WHAT YOU WILL DO = With the images removed, repeat the data below exactly.

--- START OF DATASET EXCERPTS ---

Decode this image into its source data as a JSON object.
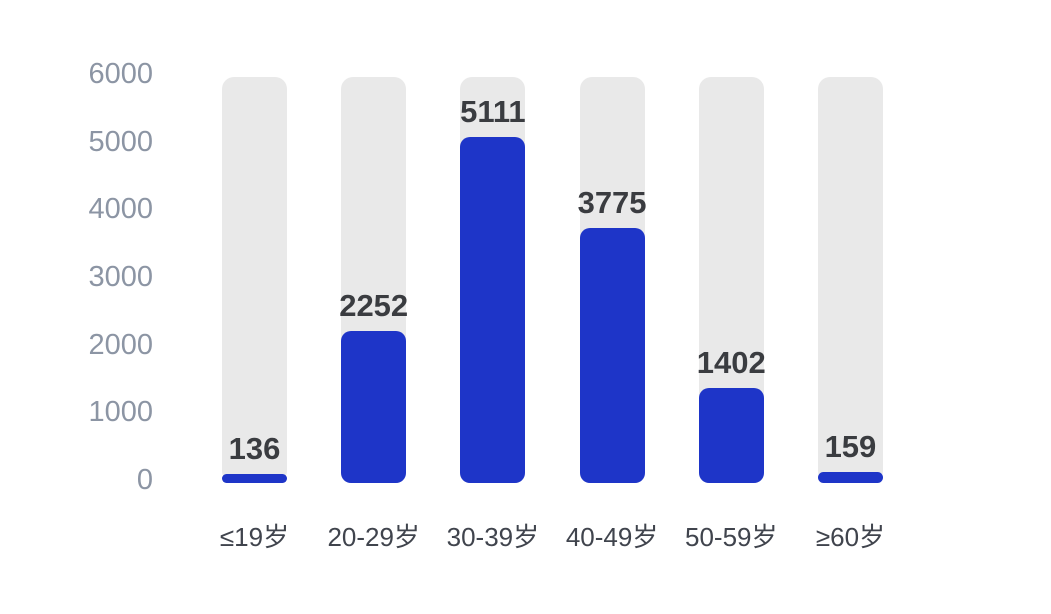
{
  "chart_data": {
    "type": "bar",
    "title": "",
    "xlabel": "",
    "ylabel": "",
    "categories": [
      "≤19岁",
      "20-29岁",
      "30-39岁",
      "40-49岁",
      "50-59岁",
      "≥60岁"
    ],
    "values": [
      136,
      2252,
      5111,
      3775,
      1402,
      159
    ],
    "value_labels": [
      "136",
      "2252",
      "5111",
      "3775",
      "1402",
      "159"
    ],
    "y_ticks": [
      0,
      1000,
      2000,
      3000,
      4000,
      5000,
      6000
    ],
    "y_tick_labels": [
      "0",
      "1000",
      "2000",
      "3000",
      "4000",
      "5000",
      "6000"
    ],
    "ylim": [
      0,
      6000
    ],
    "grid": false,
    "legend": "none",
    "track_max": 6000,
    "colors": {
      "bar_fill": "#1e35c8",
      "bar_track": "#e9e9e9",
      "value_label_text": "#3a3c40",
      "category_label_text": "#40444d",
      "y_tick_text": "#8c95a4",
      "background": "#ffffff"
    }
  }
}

--- END OF DATASET EXCERPTS ---

OUTPUT FOR THIS EXERCISE =
Decode this image into its source data as a JSON object.
{
  "chart_data": {
    "type": "bar",
    "title": "",
    "xlabel": "",
    "ylabel": "",
    "categories": [
      "≤19岁",
      "20-29岁",
      "30-39岁",
      "40-49岁",
      "50-59岁",
      "≥60岁"
    ],
    "values": [
      136,
      2252,
      5111,
      3775,
      1402,
      159
    ],
    "value_labels": [
      "136",
      "2252",
      "5111",
      "3775",
      "1402",
      "159"
    ],
    "y_ticks": [
      0,
      1000,
      2000,
      3000,
      4000,
      5000,
      6000
    ],
    "y_tick_labels": [
      "0",
      "1000",
      "2000",
      "3000",
      "4000",
      "5000",
      "6000"
    ],
    "ylim": [
      0,
      6000
    ],
    "grid": false,
    "legend": "none",
    "track_max": 6000,
    "colors": {
      "bar_fill": "#1e35c8",
      "bar_track": "#e9e9e9",
      "value_label_text": "#3a3c40",
      "category_label_text": "#40444d",
      "y_tick_text": "#8c95a4",
      "background": "#ffffff"
    }
  }
}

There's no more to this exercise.